Short task:
Reproduce the records exactly.
-- -- --
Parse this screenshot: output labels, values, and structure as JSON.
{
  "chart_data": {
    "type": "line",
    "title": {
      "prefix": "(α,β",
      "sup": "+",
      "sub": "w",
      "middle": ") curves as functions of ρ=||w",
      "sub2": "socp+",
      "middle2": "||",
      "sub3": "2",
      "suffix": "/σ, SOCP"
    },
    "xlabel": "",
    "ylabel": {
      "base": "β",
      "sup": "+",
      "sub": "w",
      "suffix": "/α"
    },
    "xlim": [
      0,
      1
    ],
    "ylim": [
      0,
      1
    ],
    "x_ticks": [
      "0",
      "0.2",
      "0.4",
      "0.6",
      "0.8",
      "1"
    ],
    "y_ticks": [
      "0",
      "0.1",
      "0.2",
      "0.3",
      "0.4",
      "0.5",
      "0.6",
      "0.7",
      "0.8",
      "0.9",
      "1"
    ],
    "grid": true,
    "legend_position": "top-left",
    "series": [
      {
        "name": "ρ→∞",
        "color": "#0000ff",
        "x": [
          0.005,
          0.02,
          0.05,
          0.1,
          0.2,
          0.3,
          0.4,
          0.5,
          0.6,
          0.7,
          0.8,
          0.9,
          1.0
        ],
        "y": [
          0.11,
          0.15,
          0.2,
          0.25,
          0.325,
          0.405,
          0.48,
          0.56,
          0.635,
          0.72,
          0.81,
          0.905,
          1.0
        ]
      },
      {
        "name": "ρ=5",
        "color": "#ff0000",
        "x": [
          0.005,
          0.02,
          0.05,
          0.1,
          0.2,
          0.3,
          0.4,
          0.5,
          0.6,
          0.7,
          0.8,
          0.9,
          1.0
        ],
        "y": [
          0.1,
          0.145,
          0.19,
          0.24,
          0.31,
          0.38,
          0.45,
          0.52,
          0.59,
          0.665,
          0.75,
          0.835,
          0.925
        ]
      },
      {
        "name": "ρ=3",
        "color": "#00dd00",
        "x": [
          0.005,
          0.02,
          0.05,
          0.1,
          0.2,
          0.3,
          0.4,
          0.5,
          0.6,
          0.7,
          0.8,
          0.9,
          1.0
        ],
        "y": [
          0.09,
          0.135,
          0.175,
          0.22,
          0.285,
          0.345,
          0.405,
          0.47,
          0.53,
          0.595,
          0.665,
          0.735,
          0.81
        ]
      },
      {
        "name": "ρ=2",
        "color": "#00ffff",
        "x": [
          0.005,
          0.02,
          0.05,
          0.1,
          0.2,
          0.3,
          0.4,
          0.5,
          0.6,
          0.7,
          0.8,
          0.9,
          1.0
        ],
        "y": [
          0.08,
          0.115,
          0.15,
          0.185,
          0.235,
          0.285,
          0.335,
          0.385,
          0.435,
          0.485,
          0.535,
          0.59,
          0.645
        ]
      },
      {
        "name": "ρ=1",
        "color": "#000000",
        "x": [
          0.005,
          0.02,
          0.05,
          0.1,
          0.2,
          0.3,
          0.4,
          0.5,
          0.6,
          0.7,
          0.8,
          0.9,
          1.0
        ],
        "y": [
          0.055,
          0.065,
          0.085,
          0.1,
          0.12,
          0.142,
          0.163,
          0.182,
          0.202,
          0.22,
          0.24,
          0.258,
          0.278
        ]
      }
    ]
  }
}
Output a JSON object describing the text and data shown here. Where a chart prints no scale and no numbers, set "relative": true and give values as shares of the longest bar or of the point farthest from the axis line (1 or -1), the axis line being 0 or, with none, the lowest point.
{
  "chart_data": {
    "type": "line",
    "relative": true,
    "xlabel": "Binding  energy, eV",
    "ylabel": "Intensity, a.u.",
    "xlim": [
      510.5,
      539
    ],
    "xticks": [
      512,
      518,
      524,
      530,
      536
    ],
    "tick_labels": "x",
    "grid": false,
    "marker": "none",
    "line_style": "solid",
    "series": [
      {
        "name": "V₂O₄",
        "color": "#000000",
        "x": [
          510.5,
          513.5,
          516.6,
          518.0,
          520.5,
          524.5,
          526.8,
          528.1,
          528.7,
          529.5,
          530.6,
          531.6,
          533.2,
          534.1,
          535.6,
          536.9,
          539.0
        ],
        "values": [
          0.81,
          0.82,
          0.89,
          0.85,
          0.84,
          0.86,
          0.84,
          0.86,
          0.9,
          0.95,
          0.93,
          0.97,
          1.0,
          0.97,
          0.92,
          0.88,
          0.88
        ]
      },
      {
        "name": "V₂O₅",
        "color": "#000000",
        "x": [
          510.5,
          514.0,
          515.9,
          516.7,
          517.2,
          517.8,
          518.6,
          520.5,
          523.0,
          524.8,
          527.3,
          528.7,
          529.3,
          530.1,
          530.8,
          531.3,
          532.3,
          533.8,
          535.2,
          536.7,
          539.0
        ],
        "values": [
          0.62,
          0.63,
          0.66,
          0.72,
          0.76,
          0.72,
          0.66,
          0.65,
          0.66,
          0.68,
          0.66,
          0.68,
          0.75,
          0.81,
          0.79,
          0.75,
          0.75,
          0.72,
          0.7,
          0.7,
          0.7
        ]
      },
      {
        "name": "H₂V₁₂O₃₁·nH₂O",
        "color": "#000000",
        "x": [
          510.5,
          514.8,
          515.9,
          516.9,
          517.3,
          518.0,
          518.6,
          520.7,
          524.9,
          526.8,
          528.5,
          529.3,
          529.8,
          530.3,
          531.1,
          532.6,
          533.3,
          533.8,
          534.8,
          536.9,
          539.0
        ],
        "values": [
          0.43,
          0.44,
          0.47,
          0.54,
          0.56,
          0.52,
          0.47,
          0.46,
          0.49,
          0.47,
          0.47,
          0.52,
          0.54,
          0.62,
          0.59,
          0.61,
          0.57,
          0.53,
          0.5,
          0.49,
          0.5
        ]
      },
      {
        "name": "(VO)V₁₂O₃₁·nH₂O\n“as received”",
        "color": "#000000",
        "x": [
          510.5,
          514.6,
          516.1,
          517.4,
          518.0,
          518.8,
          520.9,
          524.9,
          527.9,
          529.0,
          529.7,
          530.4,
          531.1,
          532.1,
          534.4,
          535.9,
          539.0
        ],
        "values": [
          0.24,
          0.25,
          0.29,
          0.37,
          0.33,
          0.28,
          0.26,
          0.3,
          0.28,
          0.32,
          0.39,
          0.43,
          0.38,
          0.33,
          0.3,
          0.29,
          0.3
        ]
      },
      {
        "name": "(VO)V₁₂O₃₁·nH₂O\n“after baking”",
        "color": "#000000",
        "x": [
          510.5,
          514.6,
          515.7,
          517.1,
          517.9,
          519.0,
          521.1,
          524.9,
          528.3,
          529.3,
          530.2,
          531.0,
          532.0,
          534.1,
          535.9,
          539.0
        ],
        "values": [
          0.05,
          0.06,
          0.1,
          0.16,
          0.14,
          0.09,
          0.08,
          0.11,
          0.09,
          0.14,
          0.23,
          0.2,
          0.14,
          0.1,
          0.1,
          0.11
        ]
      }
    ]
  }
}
-- -- --
Answer for this exercise:
Parse this screenshot: output labels, values, and structure as JSON.
{
  "chart_data": {
    "type": "line",
    "title": {
      "prefix": "(α,β",
      "sup": "+",
      "sub": "w",
      "middle": ") curves as functions of ρ=||w",
      "sub2": "socp+",
      "middle2": "||",
      "sub3": "2",
      "suffix": "/σ, SOCP"
    },
    "xlabel": "",
    "ylabel": {
      "base": "β",
      "sup": "+",
      "sub": "w",
      "suffix": "/α"
    },
    "xlim": [
      0,
      1
    ],
    "ylim": [
      0,
      1
    ],
    "x_ticks": [
      "0",
      "0.2",
      "0.4",
      "0.6",
      "0.8",
      "1"
    ],
    "y_ticks": [
      "0",
      "0.1",
      "0.2",
      "0.3",
      "0.4",
      "0.5",
      "0.6",
      "0.7",
      "0.8",
      "0.9",
      "1"
    ],
    "grid": true,
    "legend_position": "top-left",
    "series": [
      {
        "name": "ρ→∞",
        "color": "#0000ff",
        "x": [
          0.005,
          0.02,
          0.05,
          0.1,
          0.2,
          0.3,
          0.4,
          0.5,
          0.6,
          0.7,
          0.8,
          0.9,
          1.0
        ],
        "y": [
          0.11,
          0.15,
          0.2,
          0.25,
          0.325,
          0.405,
          0.48,
          0.56,
          0.635,
          0.72,
          0.81,
          0.905,
          1.0
        ]
      },
      {
        "name": "ρ=5",
        "color": "#ff0000",
        "x": [
          0.005,
          0.02,
          0.05,
          0.1,
          0.2,
          0.3,
          0.4,
          0.5,
          0.6,
          0.7,
          0.8,
          0.9,
          1.0
        ],
        "y": [
          0.1,
          0.145,
          0.19,
          0.24,
          0.31,
          0.38,
          0.45,
          0.52,
          0.59,
          0.665,
          0.75,
          0.835,
          0.925
        ]
      },
      {
        "name": "ρ=3",
        "color": "#00dd00",
        "x": [
          0.005,
          0.02,
          0.05,
          0.1,
          0.2,
          0.3,
          0.4,
          0.5,
          0.6,
          0.7,
          0.8,
          0.9,
          1.0
        ],
        "y": [
          0.09,
          0.135,
          0.175,
          0.22,
          0.285,
          0.345,
          0.405,
          0.47,
          0.53,
          0.595,
          0.665,
          0.735,
          0.81
        ]
      },
      {
        "name": "ρ=2",
        "color": "#00ffff",
        "x": [
          0.005,
          0.02,
          0.05,
          0.1,
          0.2,
          0.3,
          0.4,
          0.5,
          0.6,
          0.7,
          0.8,
          0.9,
          1.0
        ],
        "y": [
          0.08,
          0.115,
          0.15,
          0.185,
          0.235,
          0.285,
          0.335,
          0.385,
          0.435,
          0.485,
          0.535,
          0.59,
          0.645
        ]
      },
      {
        "name": "ρ=1",
        "color": "#000000",
        "x": [
          0.005,
          0.02,
          0.05,
          0.1,
          0.2,
          0.3,
          0.4,
          0.5,
          0.6,
          0.7,
          0.8,
          0.9,
          1.0
        ],
        "y": [
          0.055,
          0.065,
          0.085,
          0.1,
          0.12,
          0.142,
          0.163,
          0.182,
          0.202,
          0.22,
          0.24,
          0.258,
          0.278
        ]
      }
    ]
  }
}
Output a JSON object describing the text and data shown here. Where a chart prints no scale and no numbers, set "relative": true and give values as shares of the longest bar or of the point farthest from the axis line (1 or -1), the axis line being 0 or, with none, the lowest point.
{
  "chart_data": {
    "type": "line",
    "relative": true,
    "xlabel": "Binding  energy, eV",
    "ylabel": "Intensity, a.u.",
    "xlim": [
      510.5,
      539
    ],
    "xticks": [
      512,
      518,
      524,
      530,
      536
    ],
    "tick_labels": "x",
    "grid": false,
    "marker": "none",
    "line_style": "solid",
    "series": [
      {
        "name": "V₂O₄",
        "color": "#000000",
        "x": [
          510.5,
          513.5,
          516.6,
          518.0,
          520.5,
          524.5,
          526.8,
          528.1,
          528.7,
          529.5,
          530.6,
          531.6,
          533.2,
          534.1,
          535.6,
          536.9,
          539.0
        ],
        "values": [
          0.81,
          0.82,
          0.89,
          0.85,
          0.84,
          0.86,
          0.84,
          0.86,
          0.9,
          0.95,
          0.93,
          0.97,
          1.0,
          0.97,
          0.92,
          0.88,
          0.88
        ]
      },
      {
        "name": "V₂O₅",
        "color": "#000000",
        "x": [
          510.5,
          514.0,
          515.9,
          516.7,
          517.2,
          517.8,
          518.6,
          520.5,
          523.0,
          524.8,
          527.3,
          528.7,
          529.3,
          530.1,
          530.8,
          531.3,
          532.3,
          533.8,
          535.2,
          536.7,
          539.0
        ],
        "values": [
          0.62,
          0.63,
          0.66,
          0.72,
          0.76,
          0.72,
          0.66,
          0.65,
          0.66,
          0.68,
          0.66,
          0.68,
          0.75,
          0.81,
          0.79,
          0.75,
          0.75,
          0.72,
          0.7,
          0.7,
          0.7
        ]
      },
      {
        "name": "H₂V₁₂O₃₁·nH₂O",
        "color": "#000000",
        "x": [
          510.5,
          514.8,
          515.9,
          516.9,
          517.3,
          518.0,
          518.6,
          520.7,
          524.9,
          526.8,
          528.5,
          529.3,
          529.8,
          530.3,
          531.1,
          532.6,
          533.3,
          533.8,
          534.8,
          536.9,
          539.0
        ],
        "values": [
          0.43,
          0.44,
          0.47,
          0.54,
          0.56,
          0.52,
          0.47,
          0.46,
          0.49,
          0.47,
          0.47,
          0.52,
          0.54,
          0.62,
          0.59,
          0.61,
          0.57,
          0.53,
          0.5,
          0.49,
          0.5
        ]
      },
      {
        "name": "(VO)V₁₂O₃₁·nH₂O\n“as received”",
        "color": "#000000",
        "x": [
          510.5,
          514.6,
          516.1,
          517.4,
          518.0,
          518.8,
          520.9,
          524.9,
          527.9,
          529.0,
          529.7,
          530.4,
          531.1,
          532.1,
          534.4,
          535.9,
          539.0
        ],
        "values": [
          0.24,
          0.25,
          0.29,
          0.37,
          0.33,
          0.28,
          0.26,
          0.3,
          0.28,
          0.32,
          0.39,
          0.43,
          0.38,
          0.33,
          0.3,
          0.29,
          0.3
        ]
      },
      {
        "name": "(VO)V₁₂O₃₁·nH₂O\n“after baking”",
        "color": "#000000",
        "x": [
          510.5,
          514.6,
          515.7,
          517.1,
          517.9,
          519.0,
          521.1,
          524.9,
          528.3,
          529.3,
          530.2,
          531.0,
          532.0,
          534.1,
          535.9,
          539.0
        ],
        "values": [
          0.05,
          0.06,
          0.1,
          0.16,
          0.14,
          0.09,
          0.08,
          0.11,
          0.09,
          0.14,
          0.23,
          0.2,
          0.14,
          0.1,
          0.1,
          0.11
        ]
      }
    ]
  }
}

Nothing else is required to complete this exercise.